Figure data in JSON
..............................

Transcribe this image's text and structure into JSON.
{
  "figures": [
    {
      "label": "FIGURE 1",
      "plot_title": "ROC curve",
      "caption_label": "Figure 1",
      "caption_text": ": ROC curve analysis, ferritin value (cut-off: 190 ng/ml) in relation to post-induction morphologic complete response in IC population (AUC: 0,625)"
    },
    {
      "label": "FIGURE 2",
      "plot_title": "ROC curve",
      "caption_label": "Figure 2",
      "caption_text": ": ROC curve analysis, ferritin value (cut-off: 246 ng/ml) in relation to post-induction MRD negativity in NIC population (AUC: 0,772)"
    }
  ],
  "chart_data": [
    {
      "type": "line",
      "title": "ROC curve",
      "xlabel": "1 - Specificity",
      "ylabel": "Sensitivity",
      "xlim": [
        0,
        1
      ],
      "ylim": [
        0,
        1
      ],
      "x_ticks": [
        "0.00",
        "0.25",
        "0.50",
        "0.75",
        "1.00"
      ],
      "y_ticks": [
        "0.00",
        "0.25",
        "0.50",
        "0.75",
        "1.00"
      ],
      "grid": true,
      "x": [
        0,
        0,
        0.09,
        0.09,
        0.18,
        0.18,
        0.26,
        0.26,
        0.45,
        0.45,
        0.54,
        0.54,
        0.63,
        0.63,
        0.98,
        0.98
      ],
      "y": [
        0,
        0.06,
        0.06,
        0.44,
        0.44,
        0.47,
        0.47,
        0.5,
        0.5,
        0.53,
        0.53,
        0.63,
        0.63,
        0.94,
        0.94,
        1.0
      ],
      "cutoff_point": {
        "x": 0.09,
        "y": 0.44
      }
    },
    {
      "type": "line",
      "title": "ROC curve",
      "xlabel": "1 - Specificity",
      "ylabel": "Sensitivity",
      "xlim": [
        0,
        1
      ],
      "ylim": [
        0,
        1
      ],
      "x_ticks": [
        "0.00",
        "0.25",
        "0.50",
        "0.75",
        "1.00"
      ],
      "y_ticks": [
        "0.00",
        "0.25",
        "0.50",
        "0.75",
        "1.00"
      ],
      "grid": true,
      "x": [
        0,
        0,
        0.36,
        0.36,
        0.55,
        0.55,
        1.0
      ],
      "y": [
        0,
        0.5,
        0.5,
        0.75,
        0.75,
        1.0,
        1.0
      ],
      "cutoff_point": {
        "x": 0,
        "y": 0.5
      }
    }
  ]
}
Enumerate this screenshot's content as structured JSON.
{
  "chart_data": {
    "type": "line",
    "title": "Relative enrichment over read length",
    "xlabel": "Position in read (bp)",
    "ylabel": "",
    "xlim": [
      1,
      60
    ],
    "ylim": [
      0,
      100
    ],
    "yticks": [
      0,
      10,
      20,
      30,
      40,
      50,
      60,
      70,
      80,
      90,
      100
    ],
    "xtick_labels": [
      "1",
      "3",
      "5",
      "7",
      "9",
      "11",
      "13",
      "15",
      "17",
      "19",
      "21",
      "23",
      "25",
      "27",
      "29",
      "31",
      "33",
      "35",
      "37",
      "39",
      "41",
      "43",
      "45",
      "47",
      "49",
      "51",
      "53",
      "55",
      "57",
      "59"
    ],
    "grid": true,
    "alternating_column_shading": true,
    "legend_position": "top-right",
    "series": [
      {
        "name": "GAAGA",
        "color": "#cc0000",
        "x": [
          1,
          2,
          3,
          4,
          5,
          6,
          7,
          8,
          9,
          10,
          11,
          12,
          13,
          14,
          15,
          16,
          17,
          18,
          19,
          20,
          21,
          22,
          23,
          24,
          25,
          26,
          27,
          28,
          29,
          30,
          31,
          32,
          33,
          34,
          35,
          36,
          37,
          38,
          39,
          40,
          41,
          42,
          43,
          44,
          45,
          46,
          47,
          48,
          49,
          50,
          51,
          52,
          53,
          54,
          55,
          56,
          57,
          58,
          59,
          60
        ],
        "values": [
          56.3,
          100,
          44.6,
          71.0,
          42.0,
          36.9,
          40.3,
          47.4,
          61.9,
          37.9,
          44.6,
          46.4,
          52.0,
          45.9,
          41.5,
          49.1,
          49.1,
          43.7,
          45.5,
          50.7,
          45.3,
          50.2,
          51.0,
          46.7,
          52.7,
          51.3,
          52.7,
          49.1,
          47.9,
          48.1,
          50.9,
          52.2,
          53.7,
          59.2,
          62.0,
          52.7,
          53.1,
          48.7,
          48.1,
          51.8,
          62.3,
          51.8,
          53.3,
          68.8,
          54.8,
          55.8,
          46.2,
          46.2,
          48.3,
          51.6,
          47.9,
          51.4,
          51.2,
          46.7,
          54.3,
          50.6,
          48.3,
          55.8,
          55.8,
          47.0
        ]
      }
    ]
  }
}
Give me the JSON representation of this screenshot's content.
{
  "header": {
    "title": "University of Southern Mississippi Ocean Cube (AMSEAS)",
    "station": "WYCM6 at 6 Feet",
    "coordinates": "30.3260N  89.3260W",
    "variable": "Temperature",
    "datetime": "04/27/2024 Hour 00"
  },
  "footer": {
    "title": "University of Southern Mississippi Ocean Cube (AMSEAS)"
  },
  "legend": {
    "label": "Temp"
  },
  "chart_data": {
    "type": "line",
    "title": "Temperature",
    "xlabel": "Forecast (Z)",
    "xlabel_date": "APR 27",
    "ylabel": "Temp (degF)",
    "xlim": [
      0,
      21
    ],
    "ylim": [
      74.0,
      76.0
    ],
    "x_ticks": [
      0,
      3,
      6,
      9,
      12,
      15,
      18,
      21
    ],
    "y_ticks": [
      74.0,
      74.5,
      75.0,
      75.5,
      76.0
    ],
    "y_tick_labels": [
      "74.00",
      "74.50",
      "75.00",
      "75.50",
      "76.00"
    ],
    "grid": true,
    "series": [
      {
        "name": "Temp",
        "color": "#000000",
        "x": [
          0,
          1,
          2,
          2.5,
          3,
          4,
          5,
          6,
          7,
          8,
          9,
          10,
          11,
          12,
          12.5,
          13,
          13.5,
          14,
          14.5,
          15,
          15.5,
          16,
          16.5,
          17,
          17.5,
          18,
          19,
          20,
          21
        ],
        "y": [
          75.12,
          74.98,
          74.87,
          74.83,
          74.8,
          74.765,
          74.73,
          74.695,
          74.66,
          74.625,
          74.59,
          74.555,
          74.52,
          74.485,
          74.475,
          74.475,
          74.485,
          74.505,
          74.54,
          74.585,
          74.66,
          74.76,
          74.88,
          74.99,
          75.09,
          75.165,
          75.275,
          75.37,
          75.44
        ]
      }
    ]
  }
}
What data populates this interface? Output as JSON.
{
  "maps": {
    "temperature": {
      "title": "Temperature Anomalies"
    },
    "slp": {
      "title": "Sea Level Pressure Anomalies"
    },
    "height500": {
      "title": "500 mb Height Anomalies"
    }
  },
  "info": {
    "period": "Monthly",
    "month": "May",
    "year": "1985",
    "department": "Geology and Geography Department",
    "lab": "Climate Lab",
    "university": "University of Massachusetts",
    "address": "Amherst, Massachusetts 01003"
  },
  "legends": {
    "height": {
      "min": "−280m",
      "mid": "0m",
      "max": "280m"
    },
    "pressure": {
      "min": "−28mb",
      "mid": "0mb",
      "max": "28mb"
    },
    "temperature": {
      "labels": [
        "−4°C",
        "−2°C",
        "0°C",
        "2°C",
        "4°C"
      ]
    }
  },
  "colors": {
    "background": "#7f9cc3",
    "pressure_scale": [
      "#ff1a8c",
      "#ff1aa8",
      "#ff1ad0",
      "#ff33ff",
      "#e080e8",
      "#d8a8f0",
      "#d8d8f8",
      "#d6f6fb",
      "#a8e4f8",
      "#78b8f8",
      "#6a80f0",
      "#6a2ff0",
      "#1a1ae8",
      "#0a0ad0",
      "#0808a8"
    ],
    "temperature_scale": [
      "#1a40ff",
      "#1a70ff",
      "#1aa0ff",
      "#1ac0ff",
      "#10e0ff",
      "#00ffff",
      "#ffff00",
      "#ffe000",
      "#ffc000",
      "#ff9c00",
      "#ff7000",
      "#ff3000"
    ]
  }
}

..............................

» The task
Extract all lines from the data in which "screenshot" is found.

» Result
Enumerate this screenshot's content as structured JSON.
Give me the JSON representation of this screenshot's content.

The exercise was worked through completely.